# TO-DO LIST:
(A) From the page on the Greens' asylum-seeker proposals, list each measure the Greens called on the Government to take in the Senate.
(B) Using the page on the Greens' asylum-seeker proposals, decide whether each statement agrees with it: (i) UNHCR's annual budget in Indonesia has grown since last year; (ii) the Greens want Australia's humanitarian refugee intake raised to 20,000 a year; (iii) the Greens say their proposed action needs legislation. Answer yes or no for each and quote the deciding words.
(C) From the page on the Greens' asylum-seeker proposals, return everything from "What we should" down to "Indonesia right now?".
### EXTRACTED TEXT
We need to take action immediately to save the lives of desperate people coming to us for protection. Our proposals would give desperate people across the region less reason to board dangerous boats and can be adopted immediately.
Please share this page with your friends and family, and talk to people about what we're proposing. We can save lives starting today if we make that our priority. Then, we can craft a long-term, fair, legal and genuine regional solution - one that has the wellbeing of people at its core.
What are the Greens doing today?
The Greens have brought forward proposals in the Senate to act immediately to save lives.
Our amendments would give desperate people across the region less reason to board dangerous boats, and the Prime Minister and Opposition Leader can agree to move forward with this action to save lives and help people immediately, without legislation.
The Greens called today in the Senate for the Government to take immediate action to save lives, including
- Immediately increasing funding to the United Nations High Commission for Refugees by $10 million to boost the capacity to assess asylum applications;
- Increasing Australia's humanitarian refugee intake to 20,000 a year and resettling 1,000 people from Indonesia and 4,000 people from Malaysia;
- Codifying and abiding by our obligations to provide safety of life at sea; and
- Immediately establishing a multi-party committee to develop a fair, safe and legal regional framework and enter discussions with the Indonesian Government.
What we should be doing today is bolstering protection for people in desperate situations, not undermining it. The last thing we should do is cast people back into danger under the pretence of acting in their best interests.
Why will the Greens' proposals work?
The best way to prevent the terrible loss of life of people seeking asylum at sea is to stop people getting on boats in the first place. That means addressing the root causes of their plight, where they are now.
What's happening in Indonesia right now?
There are more than 8,000 desperate asylum seekers in Indonesia, and only two people - two - in the whole country employed by UNHCR to deal with their cases. UNHCR's annual budget in Indonesia is only $6 million, and has been cut since last year.
######
### STORED RECORDS
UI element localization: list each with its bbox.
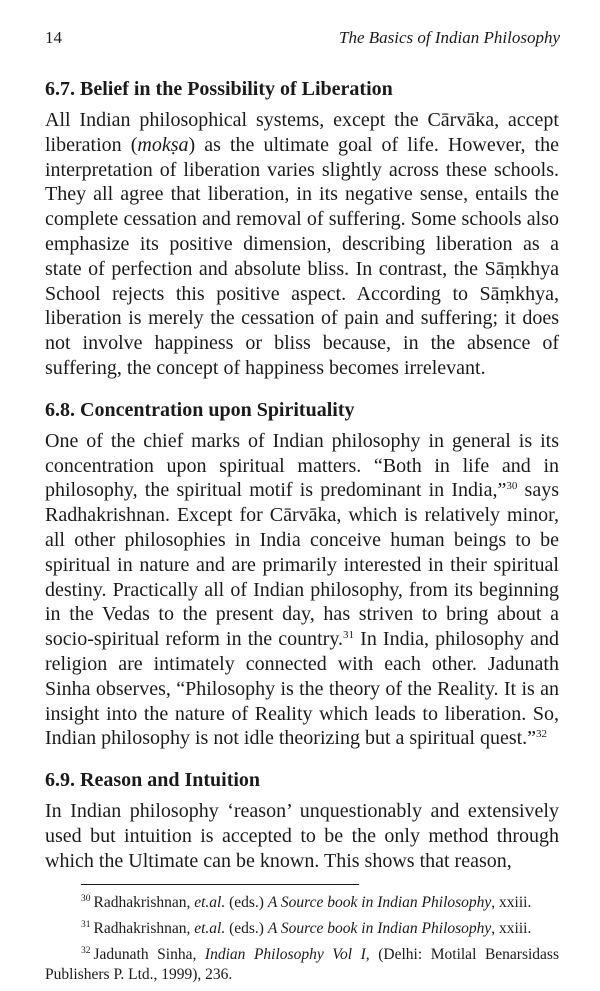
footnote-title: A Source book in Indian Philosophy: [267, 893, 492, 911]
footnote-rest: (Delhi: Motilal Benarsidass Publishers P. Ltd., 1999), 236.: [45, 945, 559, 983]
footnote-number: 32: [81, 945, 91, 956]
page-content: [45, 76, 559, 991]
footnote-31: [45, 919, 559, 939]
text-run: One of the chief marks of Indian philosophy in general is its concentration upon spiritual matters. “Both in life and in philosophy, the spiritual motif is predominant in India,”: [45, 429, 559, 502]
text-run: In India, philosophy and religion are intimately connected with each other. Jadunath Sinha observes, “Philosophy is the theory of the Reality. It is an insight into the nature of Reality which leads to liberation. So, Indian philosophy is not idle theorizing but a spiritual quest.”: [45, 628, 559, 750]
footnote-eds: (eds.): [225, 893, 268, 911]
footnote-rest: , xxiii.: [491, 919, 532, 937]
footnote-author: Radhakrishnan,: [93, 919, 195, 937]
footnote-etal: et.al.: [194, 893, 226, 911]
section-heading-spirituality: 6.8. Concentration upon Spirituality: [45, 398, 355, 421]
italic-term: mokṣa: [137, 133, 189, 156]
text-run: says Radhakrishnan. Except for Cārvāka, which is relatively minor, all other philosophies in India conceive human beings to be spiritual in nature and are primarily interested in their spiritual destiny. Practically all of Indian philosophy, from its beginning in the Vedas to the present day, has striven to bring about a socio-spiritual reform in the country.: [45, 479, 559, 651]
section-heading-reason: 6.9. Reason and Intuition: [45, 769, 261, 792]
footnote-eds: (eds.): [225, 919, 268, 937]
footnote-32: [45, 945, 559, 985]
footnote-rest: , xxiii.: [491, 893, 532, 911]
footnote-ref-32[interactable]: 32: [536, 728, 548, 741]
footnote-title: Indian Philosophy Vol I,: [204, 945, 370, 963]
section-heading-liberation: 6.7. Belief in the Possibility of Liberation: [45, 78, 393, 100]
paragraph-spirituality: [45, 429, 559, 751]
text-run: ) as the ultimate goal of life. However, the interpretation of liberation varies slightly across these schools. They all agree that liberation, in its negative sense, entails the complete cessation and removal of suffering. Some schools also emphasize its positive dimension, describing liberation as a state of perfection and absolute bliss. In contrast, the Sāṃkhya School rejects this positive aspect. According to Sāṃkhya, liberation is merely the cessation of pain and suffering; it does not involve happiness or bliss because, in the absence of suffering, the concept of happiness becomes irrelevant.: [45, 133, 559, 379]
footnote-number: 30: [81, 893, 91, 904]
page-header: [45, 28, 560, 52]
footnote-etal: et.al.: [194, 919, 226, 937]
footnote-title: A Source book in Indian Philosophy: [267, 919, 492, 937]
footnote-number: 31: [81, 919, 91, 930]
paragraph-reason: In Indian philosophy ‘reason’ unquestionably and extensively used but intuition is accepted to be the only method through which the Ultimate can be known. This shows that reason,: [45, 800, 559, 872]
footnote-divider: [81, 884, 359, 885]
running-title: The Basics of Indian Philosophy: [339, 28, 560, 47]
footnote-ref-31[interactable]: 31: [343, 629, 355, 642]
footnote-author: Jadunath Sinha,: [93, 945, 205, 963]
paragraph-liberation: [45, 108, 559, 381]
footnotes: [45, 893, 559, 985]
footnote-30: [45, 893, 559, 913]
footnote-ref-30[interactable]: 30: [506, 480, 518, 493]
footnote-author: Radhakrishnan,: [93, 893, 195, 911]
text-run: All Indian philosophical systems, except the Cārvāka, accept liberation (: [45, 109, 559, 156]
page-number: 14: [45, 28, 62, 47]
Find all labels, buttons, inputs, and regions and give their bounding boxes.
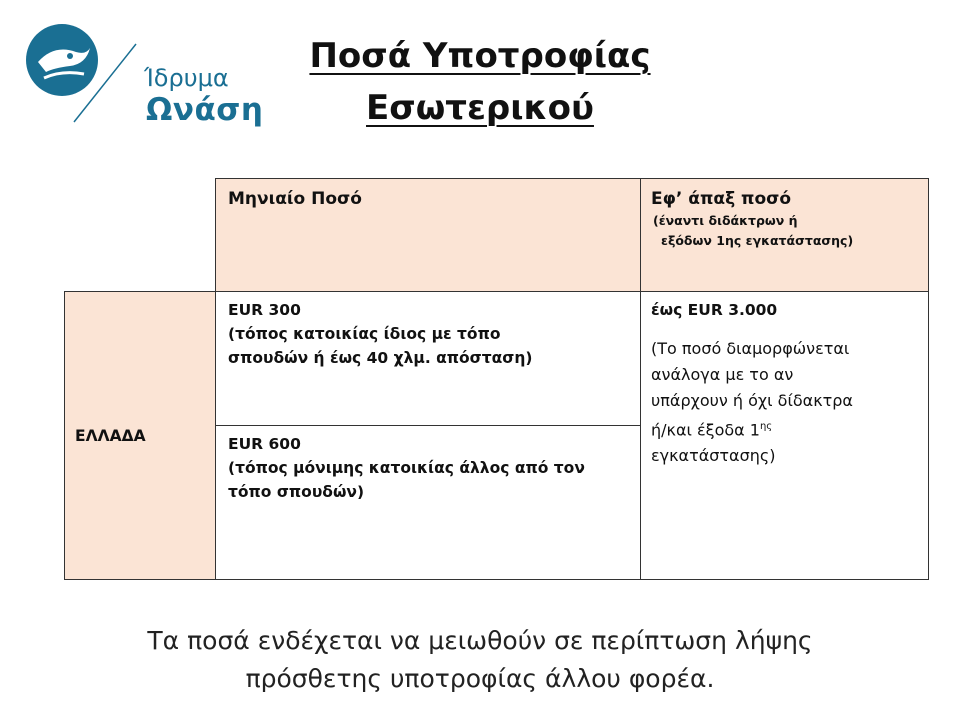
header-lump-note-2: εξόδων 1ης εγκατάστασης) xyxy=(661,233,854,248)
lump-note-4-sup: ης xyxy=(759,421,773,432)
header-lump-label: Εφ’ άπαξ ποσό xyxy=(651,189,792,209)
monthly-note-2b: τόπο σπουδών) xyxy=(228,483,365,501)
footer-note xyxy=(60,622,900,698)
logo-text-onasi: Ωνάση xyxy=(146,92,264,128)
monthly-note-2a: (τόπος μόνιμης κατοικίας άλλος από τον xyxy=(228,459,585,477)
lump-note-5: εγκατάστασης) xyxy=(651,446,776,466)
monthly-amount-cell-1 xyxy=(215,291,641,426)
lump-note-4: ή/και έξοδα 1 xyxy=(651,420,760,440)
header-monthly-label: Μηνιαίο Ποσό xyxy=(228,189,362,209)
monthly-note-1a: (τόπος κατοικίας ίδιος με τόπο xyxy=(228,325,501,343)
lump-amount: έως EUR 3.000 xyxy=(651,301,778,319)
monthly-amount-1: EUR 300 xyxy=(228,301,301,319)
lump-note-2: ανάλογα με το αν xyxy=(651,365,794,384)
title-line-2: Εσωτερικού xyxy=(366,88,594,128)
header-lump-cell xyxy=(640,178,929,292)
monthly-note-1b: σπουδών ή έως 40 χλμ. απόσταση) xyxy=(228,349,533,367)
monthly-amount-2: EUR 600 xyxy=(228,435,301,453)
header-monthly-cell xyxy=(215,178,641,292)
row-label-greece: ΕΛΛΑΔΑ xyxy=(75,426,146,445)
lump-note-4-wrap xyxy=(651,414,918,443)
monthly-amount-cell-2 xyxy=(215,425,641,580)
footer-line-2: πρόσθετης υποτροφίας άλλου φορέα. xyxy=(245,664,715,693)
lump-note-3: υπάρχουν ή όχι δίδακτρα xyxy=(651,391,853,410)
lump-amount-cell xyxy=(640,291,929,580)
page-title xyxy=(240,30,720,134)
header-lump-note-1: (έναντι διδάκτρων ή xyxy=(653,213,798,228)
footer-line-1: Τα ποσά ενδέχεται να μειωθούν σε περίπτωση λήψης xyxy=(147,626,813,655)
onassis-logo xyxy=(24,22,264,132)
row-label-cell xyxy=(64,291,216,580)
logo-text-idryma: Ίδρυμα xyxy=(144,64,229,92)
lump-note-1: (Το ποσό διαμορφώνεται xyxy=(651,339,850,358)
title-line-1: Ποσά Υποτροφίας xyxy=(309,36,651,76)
######
# RESPONSES PER TASK:
(A)
- Immediately increasing funding to the United Nations High Commission for Refugees by $10 million to boost the capacity to assess asylum applications
- Increasing Australia's humanitarian refugee intake to 20,000 a year and resettling 1,000 people from Indonesia and 4,000 people from Malaysia
- Codifying and abiding by our obligations to provide safety of life at sea
- Immediately establishing a multi-party committee to develop a fair, safe and legal regional framework and enter discussions with the Indonesian Government

(B)
(i) No: "UNHCR's annual budget in Indonesia is only $6 million, and has been cut since last year."
(ii) Yes: "Increasing Australia's humanitarian refugee intake to 20,000 a year"
(iii) No: "the Prime Minister and Opposition Leader can agree to move forward with this action to save lives and help people immediately, without legislation."

(C)
What we should be doing today is bolstering protection for people in desperate situations, not undermining it. The last thing we should do is cast people back into danger under the pretence of acting in their best interests.
Why will the Greens' proposals work?
The best way to prevent the terrible loss of life of people seeking asylum at sea is to stop people getting on boats in the first place. That means addressing the root causes of their plight, where they are now.
What's happening in Indonesia right now?